**EXERCISE:**
Check every line below for the string "parts", and copy the lines that contain it.

Collection entries
▼▼▼
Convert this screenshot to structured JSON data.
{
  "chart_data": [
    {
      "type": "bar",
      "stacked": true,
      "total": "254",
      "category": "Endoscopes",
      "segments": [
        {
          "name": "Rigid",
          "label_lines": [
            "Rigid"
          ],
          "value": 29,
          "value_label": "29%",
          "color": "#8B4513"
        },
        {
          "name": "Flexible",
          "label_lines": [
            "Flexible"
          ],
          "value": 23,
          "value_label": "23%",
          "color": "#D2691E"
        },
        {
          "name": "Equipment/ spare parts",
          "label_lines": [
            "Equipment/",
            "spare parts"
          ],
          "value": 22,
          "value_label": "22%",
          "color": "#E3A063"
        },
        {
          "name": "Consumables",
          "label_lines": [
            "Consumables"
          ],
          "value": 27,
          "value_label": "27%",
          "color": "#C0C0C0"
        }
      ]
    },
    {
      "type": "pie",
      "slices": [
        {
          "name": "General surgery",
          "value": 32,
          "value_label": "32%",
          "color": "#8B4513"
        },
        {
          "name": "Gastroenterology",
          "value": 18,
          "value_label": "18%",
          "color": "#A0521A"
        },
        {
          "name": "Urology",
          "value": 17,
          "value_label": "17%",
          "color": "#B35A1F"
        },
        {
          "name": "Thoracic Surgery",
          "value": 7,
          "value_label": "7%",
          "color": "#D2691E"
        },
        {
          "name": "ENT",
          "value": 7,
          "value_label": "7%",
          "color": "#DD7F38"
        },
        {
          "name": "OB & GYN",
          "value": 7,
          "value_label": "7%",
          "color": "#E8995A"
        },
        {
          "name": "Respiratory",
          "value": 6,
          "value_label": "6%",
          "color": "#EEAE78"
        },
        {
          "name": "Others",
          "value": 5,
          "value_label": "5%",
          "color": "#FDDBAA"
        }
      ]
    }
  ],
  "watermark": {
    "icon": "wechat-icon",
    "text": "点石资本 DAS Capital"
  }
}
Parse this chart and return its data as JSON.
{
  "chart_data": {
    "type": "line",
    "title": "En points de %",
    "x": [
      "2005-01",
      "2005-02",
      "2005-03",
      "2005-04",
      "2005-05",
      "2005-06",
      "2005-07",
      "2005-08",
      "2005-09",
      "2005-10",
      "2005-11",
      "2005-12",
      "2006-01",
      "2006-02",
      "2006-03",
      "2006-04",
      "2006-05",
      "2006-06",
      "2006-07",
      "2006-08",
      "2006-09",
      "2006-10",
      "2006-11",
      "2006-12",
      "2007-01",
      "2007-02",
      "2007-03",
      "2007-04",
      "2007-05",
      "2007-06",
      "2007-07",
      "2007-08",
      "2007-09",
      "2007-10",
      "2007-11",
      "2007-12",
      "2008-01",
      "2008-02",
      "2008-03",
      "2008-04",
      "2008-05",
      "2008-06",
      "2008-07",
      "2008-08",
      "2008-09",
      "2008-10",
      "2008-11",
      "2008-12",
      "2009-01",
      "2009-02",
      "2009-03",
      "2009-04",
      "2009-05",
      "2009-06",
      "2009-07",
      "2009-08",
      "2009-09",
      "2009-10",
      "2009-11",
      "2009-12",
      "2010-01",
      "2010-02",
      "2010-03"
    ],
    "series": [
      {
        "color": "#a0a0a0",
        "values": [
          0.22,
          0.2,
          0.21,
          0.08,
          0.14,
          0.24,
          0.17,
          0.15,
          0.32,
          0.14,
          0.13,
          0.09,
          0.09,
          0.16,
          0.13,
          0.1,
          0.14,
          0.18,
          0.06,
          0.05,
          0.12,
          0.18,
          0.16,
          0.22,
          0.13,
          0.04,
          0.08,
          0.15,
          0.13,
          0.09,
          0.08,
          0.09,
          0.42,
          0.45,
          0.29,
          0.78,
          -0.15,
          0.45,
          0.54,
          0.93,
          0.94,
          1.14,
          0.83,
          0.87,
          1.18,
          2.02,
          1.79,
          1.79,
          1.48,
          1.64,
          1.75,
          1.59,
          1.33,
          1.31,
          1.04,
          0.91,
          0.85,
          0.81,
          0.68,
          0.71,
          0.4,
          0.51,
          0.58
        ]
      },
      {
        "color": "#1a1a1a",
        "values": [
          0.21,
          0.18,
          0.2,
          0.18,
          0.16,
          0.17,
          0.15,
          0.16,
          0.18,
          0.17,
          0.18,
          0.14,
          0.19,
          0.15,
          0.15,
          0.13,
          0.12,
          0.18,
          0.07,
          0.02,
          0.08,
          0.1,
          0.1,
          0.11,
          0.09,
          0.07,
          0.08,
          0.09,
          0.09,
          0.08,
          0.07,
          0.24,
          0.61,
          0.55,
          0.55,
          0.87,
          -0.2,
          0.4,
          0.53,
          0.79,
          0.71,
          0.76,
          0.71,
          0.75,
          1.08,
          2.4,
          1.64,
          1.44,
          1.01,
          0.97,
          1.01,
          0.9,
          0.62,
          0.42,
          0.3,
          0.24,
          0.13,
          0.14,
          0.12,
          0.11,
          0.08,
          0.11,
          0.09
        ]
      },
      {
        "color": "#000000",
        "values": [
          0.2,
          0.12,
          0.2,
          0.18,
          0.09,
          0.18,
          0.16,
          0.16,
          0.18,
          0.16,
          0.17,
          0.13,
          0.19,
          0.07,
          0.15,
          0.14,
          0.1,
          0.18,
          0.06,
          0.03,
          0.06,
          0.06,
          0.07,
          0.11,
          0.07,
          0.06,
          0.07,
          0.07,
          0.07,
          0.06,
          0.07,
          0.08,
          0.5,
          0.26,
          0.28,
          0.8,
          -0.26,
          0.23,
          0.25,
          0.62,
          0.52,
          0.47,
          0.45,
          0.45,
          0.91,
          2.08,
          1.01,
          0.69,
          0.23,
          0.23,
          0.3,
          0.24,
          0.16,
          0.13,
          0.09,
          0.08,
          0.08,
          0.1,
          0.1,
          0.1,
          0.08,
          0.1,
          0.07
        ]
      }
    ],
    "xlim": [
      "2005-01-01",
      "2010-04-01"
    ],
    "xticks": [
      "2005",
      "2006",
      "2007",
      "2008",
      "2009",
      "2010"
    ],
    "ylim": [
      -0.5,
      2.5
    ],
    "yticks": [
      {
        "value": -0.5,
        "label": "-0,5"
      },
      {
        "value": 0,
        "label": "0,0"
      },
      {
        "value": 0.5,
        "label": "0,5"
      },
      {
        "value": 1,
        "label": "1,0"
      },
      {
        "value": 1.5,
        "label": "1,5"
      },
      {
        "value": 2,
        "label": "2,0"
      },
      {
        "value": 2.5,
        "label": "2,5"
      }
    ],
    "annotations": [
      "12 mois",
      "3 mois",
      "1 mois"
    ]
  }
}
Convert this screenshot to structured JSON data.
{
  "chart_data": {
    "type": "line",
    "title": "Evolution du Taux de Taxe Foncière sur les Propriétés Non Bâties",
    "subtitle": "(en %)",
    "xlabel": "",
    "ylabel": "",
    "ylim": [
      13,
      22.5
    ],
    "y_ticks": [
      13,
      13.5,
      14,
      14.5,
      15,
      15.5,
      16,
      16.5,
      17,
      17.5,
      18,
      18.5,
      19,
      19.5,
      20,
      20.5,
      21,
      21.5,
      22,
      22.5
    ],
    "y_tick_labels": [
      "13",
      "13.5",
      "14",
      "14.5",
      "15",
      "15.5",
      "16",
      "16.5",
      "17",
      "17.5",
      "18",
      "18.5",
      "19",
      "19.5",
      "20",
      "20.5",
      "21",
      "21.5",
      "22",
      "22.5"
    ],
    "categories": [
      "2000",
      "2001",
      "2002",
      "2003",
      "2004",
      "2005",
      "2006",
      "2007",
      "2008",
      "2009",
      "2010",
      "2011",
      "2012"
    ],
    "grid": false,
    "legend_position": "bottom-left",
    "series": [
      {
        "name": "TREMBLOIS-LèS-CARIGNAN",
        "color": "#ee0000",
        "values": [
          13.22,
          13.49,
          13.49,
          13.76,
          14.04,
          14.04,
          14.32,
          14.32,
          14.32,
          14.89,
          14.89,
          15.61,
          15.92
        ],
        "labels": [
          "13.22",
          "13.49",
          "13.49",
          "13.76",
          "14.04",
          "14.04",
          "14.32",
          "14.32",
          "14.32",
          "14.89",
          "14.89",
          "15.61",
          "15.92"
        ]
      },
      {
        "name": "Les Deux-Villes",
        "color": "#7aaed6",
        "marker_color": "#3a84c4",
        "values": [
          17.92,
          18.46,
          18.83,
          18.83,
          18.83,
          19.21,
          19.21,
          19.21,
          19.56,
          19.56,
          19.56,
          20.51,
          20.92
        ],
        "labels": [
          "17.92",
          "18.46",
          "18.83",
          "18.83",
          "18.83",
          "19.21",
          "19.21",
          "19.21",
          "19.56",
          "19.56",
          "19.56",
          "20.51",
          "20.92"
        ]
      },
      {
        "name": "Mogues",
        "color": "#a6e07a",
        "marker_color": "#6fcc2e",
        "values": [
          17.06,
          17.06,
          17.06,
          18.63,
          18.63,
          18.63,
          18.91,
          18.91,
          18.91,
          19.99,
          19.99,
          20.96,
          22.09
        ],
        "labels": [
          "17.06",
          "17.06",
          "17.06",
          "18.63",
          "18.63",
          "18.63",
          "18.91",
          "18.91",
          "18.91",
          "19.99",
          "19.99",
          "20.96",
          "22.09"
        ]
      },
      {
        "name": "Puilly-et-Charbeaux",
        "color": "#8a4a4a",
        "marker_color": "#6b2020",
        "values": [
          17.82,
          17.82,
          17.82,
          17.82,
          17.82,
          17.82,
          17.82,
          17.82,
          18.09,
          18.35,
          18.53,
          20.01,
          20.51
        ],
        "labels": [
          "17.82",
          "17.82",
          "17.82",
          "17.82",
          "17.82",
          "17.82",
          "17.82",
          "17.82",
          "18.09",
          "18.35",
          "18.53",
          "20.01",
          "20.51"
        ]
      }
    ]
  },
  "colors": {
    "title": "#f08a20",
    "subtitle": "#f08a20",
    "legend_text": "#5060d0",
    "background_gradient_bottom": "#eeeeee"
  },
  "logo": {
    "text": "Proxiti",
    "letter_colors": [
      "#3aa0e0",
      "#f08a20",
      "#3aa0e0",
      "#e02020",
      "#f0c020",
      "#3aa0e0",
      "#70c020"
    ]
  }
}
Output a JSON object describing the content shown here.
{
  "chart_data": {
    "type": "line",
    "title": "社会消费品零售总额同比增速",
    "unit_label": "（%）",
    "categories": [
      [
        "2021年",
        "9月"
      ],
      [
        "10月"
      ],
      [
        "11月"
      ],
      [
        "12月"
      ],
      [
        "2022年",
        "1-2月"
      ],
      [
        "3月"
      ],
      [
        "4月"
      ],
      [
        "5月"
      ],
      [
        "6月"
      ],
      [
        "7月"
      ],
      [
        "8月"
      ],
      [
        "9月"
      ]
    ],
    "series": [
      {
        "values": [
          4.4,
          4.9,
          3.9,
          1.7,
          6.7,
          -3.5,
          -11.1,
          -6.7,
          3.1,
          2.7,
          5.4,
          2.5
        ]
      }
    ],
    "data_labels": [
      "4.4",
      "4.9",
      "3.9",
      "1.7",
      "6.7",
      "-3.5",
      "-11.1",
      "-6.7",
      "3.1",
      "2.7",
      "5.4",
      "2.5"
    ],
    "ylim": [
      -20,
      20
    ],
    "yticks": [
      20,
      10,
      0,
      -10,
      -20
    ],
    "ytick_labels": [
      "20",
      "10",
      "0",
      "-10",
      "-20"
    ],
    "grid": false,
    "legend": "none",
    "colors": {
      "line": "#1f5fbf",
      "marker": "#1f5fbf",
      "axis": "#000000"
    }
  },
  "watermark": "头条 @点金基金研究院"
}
▲▲▲
**OUTPUT OF THE EXERCISE:**
          "name": "Equipment/ spare parts",
            "spare parts"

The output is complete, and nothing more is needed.